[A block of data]

|---|

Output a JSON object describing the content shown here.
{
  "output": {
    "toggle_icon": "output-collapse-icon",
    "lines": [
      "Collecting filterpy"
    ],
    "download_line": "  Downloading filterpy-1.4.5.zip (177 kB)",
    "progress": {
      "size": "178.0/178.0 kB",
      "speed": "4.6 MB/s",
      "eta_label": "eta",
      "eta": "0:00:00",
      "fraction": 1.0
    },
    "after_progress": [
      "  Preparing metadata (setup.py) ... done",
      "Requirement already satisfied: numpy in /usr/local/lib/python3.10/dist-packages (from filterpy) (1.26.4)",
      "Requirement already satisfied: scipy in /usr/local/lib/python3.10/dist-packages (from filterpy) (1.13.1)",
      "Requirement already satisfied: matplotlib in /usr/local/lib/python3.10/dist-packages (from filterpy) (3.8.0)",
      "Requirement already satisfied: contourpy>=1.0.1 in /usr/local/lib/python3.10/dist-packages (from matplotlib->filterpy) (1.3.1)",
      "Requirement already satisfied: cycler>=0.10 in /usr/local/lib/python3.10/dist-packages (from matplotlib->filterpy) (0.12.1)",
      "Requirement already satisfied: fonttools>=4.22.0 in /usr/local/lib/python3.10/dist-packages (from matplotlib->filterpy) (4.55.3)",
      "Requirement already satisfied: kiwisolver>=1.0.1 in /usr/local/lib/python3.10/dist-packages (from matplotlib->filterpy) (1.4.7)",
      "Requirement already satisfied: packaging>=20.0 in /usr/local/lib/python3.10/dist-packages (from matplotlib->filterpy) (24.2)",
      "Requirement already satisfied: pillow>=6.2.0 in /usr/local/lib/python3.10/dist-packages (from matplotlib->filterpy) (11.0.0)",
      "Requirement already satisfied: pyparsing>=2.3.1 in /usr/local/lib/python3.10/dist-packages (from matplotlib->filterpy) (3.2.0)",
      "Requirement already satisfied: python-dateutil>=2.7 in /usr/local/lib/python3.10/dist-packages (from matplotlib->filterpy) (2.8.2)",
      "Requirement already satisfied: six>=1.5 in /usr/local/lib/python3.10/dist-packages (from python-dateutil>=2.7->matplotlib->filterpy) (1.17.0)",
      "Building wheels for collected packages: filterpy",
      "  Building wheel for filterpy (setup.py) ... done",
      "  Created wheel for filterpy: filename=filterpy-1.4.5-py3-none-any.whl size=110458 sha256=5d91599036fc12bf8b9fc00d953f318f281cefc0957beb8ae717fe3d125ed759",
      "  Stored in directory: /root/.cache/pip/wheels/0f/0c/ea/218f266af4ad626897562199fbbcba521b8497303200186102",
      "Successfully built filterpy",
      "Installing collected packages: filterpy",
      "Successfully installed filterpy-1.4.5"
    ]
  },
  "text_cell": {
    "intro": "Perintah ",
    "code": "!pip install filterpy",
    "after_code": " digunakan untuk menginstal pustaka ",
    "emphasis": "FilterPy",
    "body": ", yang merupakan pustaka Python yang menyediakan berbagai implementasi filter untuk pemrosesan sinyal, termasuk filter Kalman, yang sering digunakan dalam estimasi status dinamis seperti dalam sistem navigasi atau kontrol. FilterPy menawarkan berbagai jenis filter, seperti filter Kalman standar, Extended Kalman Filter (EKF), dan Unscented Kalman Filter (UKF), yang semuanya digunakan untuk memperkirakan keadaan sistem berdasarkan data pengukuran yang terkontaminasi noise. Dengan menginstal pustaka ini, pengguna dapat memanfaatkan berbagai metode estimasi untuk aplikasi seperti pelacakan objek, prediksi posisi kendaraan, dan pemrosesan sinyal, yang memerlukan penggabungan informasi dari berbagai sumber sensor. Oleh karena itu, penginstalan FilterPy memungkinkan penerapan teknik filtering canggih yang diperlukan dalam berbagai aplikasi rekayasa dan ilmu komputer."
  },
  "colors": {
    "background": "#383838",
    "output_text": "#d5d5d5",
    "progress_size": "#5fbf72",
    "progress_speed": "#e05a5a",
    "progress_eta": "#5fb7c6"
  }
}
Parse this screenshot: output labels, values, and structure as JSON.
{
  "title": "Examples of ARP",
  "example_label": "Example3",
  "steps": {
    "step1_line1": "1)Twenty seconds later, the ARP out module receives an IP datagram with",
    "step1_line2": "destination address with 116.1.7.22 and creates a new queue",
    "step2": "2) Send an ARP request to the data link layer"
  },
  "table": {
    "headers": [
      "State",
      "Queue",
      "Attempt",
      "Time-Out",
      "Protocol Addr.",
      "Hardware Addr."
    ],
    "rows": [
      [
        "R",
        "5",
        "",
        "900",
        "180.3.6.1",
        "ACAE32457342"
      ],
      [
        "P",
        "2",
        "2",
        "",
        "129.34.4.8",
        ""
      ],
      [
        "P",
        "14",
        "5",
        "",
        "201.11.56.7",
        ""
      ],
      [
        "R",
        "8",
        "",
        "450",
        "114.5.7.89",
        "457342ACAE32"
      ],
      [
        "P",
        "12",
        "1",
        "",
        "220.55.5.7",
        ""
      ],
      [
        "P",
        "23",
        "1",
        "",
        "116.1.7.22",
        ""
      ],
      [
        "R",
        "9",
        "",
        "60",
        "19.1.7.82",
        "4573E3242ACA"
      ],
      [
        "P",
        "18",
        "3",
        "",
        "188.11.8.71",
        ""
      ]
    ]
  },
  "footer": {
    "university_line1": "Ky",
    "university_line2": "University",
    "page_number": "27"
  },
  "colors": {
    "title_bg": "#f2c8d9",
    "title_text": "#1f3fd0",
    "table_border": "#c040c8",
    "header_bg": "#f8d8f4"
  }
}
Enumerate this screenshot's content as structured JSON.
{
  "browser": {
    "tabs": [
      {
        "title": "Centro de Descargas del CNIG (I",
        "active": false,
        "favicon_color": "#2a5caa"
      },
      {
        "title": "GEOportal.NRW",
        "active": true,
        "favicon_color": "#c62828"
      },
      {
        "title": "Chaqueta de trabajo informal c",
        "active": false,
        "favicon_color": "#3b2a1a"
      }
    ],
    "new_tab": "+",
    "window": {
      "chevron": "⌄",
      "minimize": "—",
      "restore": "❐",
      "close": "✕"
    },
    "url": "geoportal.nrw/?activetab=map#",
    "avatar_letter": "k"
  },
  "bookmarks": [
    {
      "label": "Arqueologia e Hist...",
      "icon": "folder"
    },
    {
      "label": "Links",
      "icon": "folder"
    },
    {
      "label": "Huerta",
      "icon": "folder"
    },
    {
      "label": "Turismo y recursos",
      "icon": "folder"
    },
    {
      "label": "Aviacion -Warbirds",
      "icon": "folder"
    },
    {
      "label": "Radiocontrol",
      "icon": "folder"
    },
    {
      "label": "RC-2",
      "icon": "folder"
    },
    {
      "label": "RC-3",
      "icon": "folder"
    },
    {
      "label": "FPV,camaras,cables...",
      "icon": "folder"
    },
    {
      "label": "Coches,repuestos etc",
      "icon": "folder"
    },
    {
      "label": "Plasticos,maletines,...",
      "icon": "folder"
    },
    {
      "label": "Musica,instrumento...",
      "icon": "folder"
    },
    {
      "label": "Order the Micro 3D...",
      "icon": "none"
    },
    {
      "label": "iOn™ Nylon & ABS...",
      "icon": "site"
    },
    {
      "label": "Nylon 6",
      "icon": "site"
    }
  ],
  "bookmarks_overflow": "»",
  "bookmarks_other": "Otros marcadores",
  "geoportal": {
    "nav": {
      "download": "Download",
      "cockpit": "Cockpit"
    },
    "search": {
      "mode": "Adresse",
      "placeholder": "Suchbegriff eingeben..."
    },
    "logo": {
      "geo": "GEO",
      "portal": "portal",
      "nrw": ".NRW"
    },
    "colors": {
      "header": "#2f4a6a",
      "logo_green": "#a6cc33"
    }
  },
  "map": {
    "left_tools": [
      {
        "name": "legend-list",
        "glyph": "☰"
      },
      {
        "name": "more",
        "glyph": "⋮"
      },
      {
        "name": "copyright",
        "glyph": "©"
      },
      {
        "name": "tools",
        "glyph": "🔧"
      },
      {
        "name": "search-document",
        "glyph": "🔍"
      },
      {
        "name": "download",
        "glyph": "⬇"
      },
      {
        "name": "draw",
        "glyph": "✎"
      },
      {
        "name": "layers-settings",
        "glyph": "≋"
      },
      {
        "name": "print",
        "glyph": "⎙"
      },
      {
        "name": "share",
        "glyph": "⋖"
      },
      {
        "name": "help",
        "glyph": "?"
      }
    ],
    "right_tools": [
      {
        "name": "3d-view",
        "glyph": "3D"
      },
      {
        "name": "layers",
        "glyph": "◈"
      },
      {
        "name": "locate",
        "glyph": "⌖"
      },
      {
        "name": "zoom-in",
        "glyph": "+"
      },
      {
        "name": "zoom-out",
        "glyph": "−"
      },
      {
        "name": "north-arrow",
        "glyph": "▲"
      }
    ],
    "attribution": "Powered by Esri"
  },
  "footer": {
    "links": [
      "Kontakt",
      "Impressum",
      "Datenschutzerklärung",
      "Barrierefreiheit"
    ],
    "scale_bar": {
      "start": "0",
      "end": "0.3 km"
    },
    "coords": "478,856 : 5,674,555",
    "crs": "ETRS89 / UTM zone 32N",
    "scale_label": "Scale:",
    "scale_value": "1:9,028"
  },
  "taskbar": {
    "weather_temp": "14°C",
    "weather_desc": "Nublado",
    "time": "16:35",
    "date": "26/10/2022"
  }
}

|---|

§ **Set task**: From the records above, pull out each line that has "JSON".

§ **Answer for this exercise**:
Output a JSON object describing the content shown here.
Parse this screenshot: output labels, values, and structure as JSON.
Enumerate this screenshot's content as structured JSON.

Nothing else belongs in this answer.